| SUPPLIED MATERIAL |
»»

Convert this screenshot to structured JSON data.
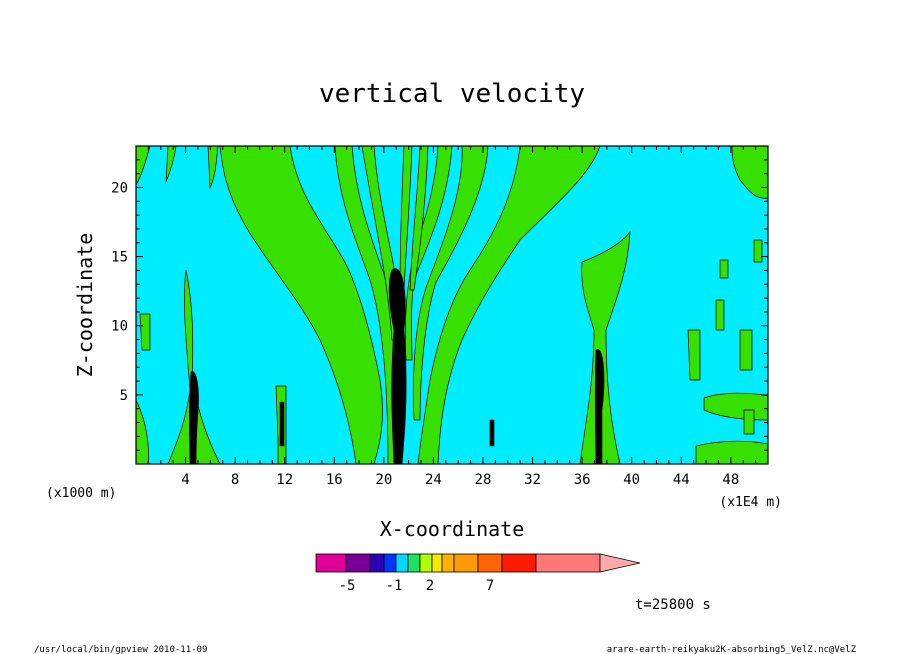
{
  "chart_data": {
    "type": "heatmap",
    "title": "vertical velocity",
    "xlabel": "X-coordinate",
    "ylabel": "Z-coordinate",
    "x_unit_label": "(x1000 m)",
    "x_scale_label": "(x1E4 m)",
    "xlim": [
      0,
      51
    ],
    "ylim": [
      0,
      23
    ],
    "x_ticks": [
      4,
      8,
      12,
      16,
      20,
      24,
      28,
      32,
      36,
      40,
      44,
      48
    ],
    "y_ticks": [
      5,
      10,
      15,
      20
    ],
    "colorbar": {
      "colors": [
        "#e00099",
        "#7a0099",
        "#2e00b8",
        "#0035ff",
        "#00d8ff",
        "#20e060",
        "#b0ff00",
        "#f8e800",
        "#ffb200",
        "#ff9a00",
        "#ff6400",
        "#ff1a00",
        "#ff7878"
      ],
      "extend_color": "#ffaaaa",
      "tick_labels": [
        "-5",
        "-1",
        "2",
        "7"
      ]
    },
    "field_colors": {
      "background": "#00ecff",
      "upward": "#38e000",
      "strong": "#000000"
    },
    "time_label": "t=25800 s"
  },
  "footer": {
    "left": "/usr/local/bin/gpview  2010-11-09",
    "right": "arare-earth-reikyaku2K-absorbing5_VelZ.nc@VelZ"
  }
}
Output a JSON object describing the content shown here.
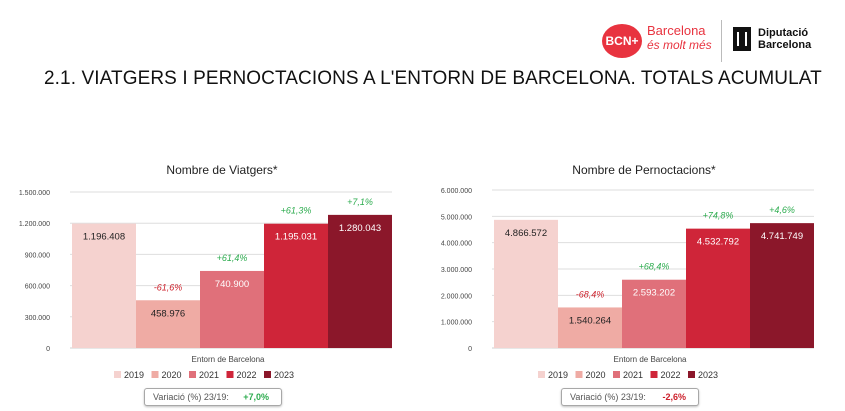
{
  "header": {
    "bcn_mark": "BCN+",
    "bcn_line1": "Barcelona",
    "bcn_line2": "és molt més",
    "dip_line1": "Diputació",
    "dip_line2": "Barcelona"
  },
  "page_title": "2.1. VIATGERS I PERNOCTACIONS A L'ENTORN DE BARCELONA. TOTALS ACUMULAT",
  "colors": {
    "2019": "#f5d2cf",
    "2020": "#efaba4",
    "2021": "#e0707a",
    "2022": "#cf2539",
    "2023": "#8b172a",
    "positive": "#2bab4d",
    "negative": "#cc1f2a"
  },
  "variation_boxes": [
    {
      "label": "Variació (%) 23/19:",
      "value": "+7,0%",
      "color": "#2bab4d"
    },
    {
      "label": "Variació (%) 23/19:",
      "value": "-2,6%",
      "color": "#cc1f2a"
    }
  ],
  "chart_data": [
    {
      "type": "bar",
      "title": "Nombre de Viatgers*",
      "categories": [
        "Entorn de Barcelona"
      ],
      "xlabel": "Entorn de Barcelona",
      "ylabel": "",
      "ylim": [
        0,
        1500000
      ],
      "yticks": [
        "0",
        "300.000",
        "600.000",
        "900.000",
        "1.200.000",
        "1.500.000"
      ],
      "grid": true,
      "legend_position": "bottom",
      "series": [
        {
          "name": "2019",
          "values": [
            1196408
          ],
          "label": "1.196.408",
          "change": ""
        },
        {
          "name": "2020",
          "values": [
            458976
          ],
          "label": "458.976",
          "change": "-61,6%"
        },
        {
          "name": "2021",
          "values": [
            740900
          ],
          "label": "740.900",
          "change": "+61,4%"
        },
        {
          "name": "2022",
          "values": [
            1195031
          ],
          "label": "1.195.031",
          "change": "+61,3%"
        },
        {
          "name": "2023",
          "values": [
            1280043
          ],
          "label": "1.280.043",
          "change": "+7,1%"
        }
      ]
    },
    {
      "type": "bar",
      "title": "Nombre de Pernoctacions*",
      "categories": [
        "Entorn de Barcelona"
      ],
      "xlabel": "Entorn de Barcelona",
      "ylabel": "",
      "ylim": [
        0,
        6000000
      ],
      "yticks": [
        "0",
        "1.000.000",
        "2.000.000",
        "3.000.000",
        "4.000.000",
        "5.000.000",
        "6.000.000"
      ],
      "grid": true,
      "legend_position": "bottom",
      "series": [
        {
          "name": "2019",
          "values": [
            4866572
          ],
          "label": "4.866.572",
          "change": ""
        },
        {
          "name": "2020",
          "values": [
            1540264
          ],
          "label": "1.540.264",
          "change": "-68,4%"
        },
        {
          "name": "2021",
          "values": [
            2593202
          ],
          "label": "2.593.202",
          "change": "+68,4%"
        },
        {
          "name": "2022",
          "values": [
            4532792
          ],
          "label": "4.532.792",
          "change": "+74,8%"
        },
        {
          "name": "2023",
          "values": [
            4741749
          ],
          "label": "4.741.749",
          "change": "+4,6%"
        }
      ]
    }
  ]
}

««

| INSTRUCTIONS FOR THE TASK |
Reproduce the material above in full and without alteration, but skip all pictures.

| ANSWER TO THIS PROBLEM |
Convert this screenshot to structured JSON data.
{
  "chart_data": {
    "type": "heatmap",
    "title": "vertical velocity",
    "xlabel": "X-coordinate",
    "ylabel": "Z-coordinate",
    "x_unit_label": "(x1000 m)",
    "x_scale_label": "(x1E4 m)",
    "xlim": [
      0,
      51
    ],
    "ylim": [
      0,
      23
    ],
    "x_ticks": [
      4,
      8,
      12,
      16,
      20,
      24,
      28,
      32,
      36,
      40,
      44,
      48
    ],
    "y_ticks": [
      5,
      10,
      15,
      20
    ],
    "colorbar": {
      "colors": [
        "#e00099",
        "#7a0099",
        "#2e00b8",
        "#0035ff",
        "#00d8ff",
        "#20e060",
        "#b0ff00",
        "#f8e800",
        "#ffb200",
        "#ff9a00",
        "#ff6400",
        "#ff1a00",
        "#ff7878"
      ],
      "extend_color": "#ffaaaa",
      "tick_labels": [
        "-5",
        "-1",
        "2",
        "7"
      ]
    },
    "field_colors": {
      "background": "#00ecff",
      "upward": "#38e000",
      "strong": "#000000"
    },
    "time_label": "t=25800 s"
  },
  "footer": {
    "left": "/usr/local/bin/gpview  2010-11-09",
    "right": "arare-earth-reikyaku2K-absorbing5_VelZ.nc@VelZ"
  }
}
Output a JSON object describing the content shown here.
{
  "header": {
    "bcn_mark": "BCN+",
    "bcn_line1": "Barcelona",
    "bcn_line2": "és molt més",
    "dip_line1": "Diputació",
    "dip_line2": "Barcelona"
  },
  "page_title": "2.1. VIATGERS I PERNOCTACIONS A L'ENTORN DE BARCELONA. TOTALS ACUMULAT",
  "colors": {
    "2019": "#f5d2cf",
    "2020": "#efaba4",
    "2021": "#e0707a",
    "2022": "#cf2539",
    "2023": "#8b172a",
    "positive": "#2bab4d",
    "negative": "#cc1f2a"
  },
  "variation_boxes": [
    {
      "label": "Variació (%) 23/19:",
      "value": "+7,0%",
      "color": "#2bab4d"
    },
    {
      "label": "Variació (%) 23/19:",
      "value": "-2,6%",
      "color": "#cc1f2a"
    }
  ],
  "chart_data": [
    {
      "type": "bar",
      "title": "Nombre de Viatgers*",
      "categories": [
        "Entorn de Barcelona"
      ],
      "xlabel": "Entorn de Barcelona",
      "ylabel": "",
      "ylim": [
        0,
        1500000
      ],
      "yticks": [
        "0",
        "300.000",
        "600.000",
        "900.000",
        "1.200.000",
        "1.500.000"
      ],
      "grid": true,
      "legend_position": "bottom",
      "series": [
        {
          "name": "2019",
          "values": [
            1196408
          ],
          "label": "1.196.408",
          "change": ""
        },
        {
          "name": "2020",
          "values": [
            458976
          ],
          "label": "458.976",
          "change": "-61,6%"
        },
        {
          "name": "2021",
          "values": [
            740900
          ],
          "label": "740.900",
          "change": "+61,4%"
        },
        {
          "name": "2022",
          "values": [
            1195031
          ],
          "label": "1.195.031",
          "change": "+61,3%"
        },
        {
          "name": "2023",
          "values": [
            1280043
          ],
          "label": "1.280.043",
          "change": "+7,1%"
        }
      ]
    },
    {
      "type": "bar",
      "title": "Nombre de Pernoctacions*",
      "categories": [
        "Entorn de Barcelona"
      ],
      "xlabel": "Entorn de Barcelona",
      "ylabel": "",
      "ylim": [
        0,
        6000000
      ],
      "yticks": [
        "0",
        "1.000.000",
        "2.000.000",
        "3.000.000",
        "4.000.000",
        "5.000.000",
        "6.000.000"
      ],
      "grid": true,
      "legend_position": "bottom",
      "series": [
        {
          "name": "2019",
          "values": [
            4866572
          ],
          "label": "4.866.572",
          "change": ""
        },
        {
          "name": "2020",
          "values": [
            1540264
          ],
          "label": "1.540.264",
          "change": "-68,4%"
        },
        {
          "name": "2021",
          "values": [
            2593202
          ],
          "label": "2.593.202",
          "change": "+68,4%"
        },
        {
          "name": "2022",
          "values": [
            4532792
          ],
          "label": "4.532.792",
          "change": "+74,8%"
        },
        {
          "name": "2023",
          "values": [
            4741749
          ],
          "label": "4.741.749",
          "change": "+4,6%"
        }
      ]
    }
  ]
}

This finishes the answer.